● **SELECTED EXTRACT**:
I mean, every teacher that I've seen plastered on my screen for having sex with a student has been white/possibly Latino/mostly women recently and have been more publicized than this story so... I guess black people should be happy we're just brawling in front of the kids instead of molesting them?


----------



## Femmefatal1981 (May 25, 2017)

kanozas said:


> The bigger picture...
> 
> plenty of White folks fight on the job, even teachers and administrators.  Some of them sex your kids or conspire to  plot colleagues' deaths, embezzle and such, even murder.   They made sure to plaster BLACK women fighting in Atlanta, a "black" town.  All of these national images are just part of the current scheme by the WH to make Black people and other  minorities the scapegoats.  No, it's not right to fight.  I wish no child would try and intervene except to call the principal or other help.  We're all under siege.

● **INFORMATION SUPPLIED**:
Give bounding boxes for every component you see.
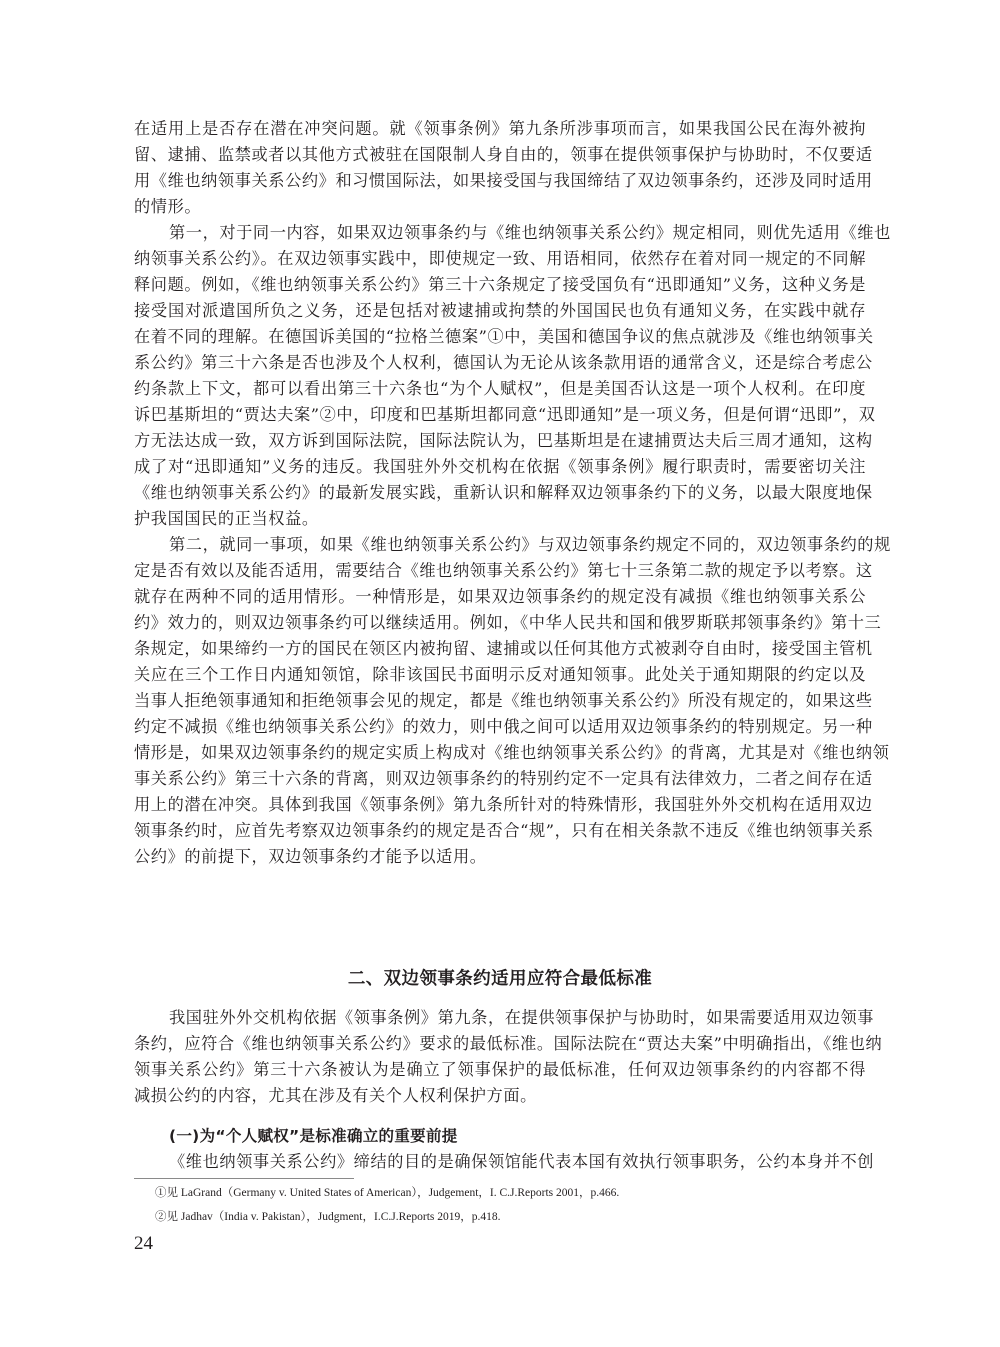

● **PROBLEM SET**:
1. Translate this sentence from the forum thread into Spanish: "No, it's not right to fight."
2. In the forum thread, which town does the quoted post say the Black women were shown fighting in?
3. Output everything in the forum thread from "I mean, every" down to "The bigger picture...", unchanged.
The material has no connection to the forum thread.

● **RESULTS**:
1. No, no está bien pelear.

2. Atlanta.

3.
I mean, every teacher that I've seen plastered on my screen for having sex with a student has been white/possibly Latino/mostly women recently and have been more publicized than this story so... I guess black people should be happy we're just brawling in front of the kids instead of molesting them?


----------



## Femmefatal1981 (May 25, 2017)

kanozas said:


> The bigger picture...